======== Record excerpts ========

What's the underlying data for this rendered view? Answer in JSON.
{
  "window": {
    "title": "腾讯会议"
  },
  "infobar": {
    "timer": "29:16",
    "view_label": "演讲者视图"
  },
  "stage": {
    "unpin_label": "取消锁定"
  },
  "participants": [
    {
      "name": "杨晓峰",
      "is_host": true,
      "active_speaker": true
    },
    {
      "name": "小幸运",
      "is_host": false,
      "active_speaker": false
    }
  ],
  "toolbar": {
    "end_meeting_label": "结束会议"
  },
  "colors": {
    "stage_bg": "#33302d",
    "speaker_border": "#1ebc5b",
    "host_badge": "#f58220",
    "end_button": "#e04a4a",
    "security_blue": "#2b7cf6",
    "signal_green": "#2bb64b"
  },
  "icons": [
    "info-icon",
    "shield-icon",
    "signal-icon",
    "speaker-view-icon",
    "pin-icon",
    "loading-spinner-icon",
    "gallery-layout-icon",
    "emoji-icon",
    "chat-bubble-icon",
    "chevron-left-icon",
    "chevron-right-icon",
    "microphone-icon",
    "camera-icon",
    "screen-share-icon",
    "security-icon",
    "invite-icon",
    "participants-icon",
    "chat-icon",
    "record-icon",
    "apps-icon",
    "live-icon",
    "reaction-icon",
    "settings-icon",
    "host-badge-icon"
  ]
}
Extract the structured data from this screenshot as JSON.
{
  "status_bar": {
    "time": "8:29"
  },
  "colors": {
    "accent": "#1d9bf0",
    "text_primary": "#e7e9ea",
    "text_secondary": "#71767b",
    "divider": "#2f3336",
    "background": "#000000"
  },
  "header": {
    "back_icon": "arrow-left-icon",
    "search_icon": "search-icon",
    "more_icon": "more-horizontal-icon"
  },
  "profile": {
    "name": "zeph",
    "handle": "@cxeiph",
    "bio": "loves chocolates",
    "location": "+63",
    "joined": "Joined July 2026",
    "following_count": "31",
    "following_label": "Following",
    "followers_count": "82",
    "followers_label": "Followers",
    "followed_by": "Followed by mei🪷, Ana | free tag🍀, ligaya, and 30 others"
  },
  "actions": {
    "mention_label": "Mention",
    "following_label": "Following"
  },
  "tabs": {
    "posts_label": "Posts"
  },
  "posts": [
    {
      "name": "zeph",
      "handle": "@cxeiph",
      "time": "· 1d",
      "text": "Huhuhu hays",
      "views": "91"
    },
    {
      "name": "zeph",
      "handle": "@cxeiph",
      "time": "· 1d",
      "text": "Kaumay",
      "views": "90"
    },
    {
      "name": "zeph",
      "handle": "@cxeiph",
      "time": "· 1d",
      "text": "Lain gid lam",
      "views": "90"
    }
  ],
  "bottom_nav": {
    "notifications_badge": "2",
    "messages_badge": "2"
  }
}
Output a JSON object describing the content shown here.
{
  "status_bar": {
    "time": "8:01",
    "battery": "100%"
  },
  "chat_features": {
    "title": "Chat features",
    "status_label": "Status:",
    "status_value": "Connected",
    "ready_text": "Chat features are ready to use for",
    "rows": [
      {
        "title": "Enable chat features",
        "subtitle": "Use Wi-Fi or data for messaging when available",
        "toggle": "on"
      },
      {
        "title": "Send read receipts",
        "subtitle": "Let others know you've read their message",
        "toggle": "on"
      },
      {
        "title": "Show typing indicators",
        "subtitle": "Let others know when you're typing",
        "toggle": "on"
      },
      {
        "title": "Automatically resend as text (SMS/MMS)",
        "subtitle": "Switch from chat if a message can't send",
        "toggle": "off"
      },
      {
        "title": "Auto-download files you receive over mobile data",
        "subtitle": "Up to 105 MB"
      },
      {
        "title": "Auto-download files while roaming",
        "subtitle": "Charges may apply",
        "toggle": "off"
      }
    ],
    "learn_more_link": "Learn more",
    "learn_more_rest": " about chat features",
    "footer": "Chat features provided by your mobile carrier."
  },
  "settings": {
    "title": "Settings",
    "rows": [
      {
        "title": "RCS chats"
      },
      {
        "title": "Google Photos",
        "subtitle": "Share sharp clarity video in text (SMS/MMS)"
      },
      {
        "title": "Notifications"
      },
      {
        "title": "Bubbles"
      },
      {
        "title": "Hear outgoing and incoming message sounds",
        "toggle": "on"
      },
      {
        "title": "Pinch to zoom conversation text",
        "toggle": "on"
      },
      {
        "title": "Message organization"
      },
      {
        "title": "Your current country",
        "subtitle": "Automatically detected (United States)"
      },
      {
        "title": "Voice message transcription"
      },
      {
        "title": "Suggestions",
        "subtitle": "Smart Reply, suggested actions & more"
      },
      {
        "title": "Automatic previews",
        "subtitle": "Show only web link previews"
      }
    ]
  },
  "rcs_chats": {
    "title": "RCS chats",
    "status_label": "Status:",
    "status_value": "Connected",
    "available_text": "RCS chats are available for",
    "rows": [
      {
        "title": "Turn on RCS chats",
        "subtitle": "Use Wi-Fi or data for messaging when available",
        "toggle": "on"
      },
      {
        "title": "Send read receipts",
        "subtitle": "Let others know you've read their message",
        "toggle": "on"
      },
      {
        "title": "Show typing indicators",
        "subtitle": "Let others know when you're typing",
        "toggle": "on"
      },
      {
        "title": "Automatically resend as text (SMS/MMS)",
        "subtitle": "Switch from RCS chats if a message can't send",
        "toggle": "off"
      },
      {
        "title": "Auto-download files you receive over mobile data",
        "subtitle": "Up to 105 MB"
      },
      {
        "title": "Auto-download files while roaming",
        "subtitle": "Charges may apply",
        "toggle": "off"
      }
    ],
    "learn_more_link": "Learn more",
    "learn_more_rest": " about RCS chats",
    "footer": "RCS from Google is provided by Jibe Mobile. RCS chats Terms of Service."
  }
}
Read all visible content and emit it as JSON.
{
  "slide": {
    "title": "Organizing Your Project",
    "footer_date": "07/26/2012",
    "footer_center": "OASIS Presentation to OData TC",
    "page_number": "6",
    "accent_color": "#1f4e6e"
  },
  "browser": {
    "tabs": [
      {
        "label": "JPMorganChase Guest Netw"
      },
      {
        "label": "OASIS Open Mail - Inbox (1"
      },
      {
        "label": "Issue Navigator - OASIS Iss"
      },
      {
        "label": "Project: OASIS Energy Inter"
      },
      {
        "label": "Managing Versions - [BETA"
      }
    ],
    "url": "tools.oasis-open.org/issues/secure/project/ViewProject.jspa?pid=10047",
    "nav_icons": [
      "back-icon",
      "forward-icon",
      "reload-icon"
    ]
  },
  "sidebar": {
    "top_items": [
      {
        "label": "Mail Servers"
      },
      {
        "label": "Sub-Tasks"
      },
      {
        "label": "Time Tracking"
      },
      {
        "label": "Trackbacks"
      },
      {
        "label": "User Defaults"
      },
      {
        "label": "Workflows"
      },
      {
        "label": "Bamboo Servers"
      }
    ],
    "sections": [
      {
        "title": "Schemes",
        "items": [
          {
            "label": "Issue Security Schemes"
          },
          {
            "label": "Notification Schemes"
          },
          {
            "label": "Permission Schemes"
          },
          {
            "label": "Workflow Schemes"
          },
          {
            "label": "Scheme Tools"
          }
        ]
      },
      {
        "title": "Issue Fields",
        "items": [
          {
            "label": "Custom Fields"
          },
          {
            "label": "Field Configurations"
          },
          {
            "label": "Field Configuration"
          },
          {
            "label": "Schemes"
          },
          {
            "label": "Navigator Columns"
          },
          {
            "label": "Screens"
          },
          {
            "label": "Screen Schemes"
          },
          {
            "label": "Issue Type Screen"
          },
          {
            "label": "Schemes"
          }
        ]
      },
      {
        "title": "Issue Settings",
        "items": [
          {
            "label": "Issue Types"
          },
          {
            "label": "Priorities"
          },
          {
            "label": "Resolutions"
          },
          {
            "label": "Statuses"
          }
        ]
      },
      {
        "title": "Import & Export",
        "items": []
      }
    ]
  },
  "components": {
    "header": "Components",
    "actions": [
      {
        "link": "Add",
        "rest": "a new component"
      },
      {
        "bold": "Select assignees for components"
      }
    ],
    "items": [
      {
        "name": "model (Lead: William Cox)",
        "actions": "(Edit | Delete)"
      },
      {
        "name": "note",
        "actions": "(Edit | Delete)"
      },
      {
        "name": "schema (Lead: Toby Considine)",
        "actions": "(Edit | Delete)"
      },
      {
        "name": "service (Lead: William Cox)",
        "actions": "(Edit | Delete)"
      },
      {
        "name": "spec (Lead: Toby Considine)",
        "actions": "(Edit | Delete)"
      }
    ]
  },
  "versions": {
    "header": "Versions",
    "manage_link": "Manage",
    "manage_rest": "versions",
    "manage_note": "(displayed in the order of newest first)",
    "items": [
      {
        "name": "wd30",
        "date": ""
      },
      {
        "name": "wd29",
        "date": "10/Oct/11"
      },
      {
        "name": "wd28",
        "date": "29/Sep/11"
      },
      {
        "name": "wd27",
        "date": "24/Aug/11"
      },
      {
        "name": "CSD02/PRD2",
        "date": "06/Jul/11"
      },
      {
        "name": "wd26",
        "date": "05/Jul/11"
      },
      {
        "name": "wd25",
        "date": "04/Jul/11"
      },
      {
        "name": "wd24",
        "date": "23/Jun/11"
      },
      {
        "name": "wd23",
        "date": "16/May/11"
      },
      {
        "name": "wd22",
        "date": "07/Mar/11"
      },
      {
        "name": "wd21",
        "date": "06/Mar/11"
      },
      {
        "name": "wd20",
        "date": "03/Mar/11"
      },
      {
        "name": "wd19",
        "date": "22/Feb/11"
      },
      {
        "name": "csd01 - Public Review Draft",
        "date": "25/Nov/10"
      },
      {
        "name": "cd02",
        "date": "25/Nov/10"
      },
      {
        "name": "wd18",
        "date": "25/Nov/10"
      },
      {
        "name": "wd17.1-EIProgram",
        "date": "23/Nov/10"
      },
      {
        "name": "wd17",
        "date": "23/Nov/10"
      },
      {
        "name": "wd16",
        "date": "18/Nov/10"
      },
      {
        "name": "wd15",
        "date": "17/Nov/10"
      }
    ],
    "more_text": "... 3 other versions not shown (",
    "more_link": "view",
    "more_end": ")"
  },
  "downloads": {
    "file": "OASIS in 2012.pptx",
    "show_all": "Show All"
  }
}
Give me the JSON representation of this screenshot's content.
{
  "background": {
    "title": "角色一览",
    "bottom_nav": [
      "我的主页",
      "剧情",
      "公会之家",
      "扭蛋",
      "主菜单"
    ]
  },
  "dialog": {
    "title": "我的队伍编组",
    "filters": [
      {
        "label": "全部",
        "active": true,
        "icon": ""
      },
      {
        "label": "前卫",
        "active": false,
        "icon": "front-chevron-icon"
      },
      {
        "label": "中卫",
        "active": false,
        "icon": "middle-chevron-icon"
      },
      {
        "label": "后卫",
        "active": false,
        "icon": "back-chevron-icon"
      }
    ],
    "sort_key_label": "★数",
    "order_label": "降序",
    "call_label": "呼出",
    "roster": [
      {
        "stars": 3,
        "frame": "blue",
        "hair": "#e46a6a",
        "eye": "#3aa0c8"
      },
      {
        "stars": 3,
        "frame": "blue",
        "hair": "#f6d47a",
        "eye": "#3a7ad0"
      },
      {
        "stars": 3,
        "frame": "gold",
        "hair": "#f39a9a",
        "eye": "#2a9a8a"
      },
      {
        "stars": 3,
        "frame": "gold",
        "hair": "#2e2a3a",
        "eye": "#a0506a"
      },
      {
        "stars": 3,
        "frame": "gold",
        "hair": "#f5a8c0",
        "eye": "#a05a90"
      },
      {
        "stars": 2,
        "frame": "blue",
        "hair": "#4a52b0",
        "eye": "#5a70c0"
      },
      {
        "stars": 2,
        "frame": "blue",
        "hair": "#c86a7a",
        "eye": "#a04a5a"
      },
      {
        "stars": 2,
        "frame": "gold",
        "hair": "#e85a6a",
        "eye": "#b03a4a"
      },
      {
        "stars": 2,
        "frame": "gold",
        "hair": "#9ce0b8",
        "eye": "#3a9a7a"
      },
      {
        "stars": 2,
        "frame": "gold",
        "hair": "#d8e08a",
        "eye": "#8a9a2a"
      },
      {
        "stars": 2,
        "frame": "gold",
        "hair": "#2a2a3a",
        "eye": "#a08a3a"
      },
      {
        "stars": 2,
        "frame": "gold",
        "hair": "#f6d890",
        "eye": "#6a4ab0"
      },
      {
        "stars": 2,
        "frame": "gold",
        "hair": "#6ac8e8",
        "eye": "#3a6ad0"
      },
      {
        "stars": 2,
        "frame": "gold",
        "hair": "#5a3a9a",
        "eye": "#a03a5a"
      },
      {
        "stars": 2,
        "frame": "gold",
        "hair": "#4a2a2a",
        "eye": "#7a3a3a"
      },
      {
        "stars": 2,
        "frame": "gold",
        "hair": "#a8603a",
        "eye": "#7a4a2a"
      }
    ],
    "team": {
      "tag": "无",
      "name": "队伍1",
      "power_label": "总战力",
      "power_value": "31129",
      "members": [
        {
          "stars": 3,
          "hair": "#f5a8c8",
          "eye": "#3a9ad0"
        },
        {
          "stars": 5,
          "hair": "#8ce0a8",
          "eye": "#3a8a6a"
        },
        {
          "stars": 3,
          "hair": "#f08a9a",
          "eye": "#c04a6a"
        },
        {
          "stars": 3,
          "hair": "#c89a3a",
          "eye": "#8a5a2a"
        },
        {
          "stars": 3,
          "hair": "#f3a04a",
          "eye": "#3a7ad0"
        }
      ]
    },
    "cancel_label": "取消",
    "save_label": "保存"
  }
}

========

→ **Exercise aim**:
Pull out all lines from the entries above in which the word "Considine" appears.

→ **Solution for this exercise**:
        "name": "schema (Lead: Toby Considine)",
        "name": "spec (Lead: Toby Considine)",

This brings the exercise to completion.